[Data listing]
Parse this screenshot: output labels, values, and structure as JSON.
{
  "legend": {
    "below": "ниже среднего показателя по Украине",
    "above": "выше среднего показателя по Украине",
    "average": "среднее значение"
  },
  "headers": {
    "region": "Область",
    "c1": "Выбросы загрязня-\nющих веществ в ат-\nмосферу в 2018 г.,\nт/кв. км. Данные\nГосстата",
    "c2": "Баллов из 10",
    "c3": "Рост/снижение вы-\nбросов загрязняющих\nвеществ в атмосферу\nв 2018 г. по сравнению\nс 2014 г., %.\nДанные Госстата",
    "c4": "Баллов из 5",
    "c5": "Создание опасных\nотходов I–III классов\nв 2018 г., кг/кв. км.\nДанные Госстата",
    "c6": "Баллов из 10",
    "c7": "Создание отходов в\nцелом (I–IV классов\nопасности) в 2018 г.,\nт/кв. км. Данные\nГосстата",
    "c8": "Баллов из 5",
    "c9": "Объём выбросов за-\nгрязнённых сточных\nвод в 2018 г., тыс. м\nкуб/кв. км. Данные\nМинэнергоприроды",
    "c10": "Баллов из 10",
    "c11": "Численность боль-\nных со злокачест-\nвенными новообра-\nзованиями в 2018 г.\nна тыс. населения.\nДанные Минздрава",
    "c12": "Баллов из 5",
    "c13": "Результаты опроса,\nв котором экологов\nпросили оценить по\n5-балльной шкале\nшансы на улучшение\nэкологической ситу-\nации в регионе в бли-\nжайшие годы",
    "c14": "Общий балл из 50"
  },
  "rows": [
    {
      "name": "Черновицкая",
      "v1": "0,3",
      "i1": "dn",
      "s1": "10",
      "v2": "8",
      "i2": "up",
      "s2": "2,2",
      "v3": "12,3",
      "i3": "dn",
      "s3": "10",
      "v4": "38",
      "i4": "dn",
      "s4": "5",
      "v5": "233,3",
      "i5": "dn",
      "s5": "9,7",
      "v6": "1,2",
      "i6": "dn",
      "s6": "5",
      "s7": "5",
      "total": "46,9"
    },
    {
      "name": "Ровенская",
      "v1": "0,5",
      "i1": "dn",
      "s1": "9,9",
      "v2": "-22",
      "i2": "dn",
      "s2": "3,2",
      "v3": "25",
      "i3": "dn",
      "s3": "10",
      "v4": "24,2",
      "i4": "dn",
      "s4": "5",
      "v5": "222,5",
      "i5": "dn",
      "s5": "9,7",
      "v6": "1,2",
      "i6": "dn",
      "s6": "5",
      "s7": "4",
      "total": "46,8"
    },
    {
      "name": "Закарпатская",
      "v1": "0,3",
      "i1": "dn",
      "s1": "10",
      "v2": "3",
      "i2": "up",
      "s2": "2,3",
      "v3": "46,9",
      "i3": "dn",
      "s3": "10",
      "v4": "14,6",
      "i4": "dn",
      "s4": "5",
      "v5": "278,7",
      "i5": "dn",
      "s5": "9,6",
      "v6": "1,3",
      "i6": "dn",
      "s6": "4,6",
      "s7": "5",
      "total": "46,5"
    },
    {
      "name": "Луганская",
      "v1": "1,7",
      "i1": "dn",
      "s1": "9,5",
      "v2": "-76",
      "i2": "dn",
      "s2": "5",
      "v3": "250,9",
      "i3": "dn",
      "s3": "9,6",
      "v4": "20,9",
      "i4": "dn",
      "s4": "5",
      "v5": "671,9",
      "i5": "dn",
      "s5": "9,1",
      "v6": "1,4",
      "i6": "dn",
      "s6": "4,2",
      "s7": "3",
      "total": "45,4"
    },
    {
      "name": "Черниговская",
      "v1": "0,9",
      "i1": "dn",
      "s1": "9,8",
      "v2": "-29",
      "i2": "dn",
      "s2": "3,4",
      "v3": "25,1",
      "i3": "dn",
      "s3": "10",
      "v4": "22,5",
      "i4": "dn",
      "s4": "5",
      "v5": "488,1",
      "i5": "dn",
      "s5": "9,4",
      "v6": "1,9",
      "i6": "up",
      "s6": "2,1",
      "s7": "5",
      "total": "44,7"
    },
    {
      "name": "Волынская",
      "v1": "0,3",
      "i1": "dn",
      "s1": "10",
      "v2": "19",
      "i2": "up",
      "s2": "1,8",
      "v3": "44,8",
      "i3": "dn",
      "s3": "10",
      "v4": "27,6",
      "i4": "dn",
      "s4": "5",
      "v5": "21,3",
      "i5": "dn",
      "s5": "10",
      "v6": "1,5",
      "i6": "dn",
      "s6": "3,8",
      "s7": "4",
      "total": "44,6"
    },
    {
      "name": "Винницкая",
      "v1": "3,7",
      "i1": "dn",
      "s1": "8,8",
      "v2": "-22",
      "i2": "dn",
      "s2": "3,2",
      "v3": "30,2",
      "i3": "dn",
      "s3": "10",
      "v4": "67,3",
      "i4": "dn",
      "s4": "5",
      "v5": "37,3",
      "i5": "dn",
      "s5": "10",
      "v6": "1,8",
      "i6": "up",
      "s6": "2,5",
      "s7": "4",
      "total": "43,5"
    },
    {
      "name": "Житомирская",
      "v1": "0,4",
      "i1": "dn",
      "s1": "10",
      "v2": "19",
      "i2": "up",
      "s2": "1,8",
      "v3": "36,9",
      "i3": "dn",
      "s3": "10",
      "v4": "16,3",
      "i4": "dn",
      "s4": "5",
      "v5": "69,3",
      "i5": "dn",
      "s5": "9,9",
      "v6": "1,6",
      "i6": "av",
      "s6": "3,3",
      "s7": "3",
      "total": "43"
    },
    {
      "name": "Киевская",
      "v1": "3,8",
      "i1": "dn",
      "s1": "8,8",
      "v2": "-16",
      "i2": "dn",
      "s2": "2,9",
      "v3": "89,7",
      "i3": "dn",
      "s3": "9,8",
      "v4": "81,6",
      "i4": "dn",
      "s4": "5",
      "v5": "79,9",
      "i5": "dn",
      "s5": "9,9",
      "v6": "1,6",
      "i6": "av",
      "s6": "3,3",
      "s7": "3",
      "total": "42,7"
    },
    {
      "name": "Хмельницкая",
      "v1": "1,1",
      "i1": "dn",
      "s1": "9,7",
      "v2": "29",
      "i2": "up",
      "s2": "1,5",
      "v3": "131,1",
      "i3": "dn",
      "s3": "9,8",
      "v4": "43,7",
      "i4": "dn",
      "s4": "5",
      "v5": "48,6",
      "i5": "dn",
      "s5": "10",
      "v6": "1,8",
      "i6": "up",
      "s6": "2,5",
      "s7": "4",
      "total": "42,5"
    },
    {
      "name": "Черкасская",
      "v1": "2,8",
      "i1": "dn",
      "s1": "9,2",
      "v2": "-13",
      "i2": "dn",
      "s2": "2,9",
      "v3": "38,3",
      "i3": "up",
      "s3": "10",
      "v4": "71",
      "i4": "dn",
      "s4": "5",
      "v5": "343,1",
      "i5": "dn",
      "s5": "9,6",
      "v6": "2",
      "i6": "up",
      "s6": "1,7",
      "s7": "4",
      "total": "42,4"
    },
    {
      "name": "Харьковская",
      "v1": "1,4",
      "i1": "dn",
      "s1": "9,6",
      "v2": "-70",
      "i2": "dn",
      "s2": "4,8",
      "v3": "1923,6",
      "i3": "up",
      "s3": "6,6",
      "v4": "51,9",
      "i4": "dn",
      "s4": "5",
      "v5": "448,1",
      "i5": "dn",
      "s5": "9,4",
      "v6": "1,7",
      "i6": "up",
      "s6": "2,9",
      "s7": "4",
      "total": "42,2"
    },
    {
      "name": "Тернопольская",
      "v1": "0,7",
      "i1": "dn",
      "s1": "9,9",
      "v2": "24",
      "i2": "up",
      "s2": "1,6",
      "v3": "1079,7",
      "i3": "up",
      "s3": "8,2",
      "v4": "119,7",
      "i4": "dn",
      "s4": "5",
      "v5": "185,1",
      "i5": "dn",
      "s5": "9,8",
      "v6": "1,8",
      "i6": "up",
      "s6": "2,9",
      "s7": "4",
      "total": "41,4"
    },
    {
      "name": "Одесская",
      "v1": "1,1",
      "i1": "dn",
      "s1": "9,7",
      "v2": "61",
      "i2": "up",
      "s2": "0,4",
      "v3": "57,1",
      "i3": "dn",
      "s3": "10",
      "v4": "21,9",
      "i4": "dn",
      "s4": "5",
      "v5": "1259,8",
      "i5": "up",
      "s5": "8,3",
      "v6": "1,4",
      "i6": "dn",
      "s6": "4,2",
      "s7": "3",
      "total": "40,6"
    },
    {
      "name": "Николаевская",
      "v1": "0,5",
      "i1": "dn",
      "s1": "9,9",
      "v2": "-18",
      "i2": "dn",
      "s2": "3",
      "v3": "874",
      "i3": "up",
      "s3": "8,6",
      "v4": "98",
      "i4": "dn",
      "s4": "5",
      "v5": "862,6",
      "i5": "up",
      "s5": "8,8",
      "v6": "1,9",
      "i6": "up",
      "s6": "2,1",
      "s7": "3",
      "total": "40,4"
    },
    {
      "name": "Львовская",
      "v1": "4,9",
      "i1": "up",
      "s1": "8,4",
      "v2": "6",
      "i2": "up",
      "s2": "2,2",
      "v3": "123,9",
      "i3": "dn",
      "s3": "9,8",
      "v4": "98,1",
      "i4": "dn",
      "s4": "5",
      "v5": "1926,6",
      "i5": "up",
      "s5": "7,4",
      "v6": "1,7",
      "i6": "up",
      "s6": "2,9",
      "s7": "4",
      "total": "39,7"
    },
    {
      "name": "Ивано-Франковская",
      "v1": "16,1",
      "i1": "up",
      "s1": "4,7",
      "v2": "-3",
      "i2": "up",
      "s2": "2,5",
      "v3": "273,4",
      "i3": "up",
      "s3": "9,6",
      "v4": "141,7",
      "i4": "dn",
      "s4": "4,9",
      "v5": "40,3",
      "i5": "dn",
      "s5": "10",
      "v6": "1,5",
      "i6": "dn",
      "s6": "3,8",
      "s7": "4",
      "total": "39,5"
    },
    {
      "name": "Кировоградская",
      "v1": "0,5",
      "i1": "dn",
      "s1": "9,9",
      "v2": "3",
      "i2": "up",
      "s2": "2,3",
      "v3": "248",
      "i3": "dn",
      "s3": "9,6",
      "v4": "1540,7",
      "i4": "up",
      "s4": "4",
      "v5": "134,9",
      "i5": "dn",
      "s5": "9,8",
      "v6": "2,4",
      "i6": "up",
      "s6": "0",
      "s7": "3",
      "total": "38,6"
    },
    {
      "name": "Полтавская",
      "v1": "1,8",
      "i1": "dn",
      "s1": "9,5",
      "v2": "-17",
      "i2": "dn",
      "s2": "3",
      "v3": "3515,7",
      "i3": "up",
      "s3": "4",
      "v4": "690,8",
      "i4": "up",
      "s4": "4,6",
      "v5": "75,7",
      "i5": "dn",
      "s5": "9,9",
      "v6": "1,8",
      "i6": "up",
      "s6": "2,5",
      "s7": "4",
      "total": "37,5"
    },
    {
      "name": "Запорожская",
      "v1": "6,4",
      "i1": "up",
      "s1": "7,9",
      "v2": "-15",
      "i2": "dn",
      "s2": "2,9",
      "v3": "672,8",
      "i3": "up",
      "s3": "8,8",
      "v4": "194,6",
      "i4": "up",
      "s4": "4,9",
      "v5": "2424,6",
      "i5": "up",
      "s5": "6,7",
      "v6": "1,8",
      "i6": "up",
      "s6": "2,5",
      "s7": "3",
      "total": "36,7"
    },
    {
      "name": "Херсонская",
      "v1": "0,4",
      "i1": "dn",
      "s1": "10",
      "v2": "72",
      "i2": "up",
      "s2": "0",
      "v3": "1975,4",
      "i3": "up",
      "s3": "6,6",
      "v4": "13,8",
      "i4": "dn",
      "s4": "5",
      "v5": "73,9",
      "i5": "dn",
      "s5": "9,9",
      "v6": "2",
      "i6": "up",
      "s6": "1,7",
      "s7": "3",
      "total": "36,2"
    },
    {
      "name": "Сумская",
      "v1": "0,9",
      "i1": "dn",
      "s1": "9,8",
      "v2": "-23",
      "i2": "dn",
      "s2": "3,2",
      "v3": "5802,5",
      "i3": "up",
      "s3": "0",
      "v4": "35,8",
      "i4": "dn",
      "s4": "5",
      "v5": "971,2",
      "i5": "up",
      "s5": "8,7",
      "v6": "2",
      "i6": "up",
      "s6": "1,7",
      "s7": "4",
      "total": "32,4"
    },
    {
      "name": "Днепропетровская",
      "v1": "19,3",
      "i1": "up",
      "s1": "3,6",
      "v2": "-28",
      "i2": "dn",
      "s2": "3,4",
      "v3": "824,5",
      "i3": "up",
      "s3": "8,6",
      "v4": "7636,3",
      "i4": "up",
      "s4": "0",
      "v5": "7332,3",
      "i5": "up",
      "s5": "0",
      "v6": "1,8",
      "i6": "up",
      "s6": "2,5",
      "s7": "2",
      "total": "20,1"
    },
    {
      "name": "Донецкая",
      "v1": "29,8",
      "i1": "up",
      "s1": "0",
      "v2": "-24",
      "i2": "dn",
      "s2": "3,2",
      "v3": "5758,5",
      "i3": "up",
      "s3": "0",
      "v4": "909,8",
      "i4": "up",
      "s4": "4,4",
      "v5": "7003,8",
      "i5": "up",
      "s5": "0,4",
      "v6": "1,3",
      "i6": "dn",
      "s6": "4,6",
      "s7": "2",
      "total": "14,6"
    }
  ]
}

Prompt: Every line that holds the word "среднего" should be extracted.

Worked answer:
    "below": "ниже среднего показателя по Украине",
    "above": "выше среднего показателя по Украине",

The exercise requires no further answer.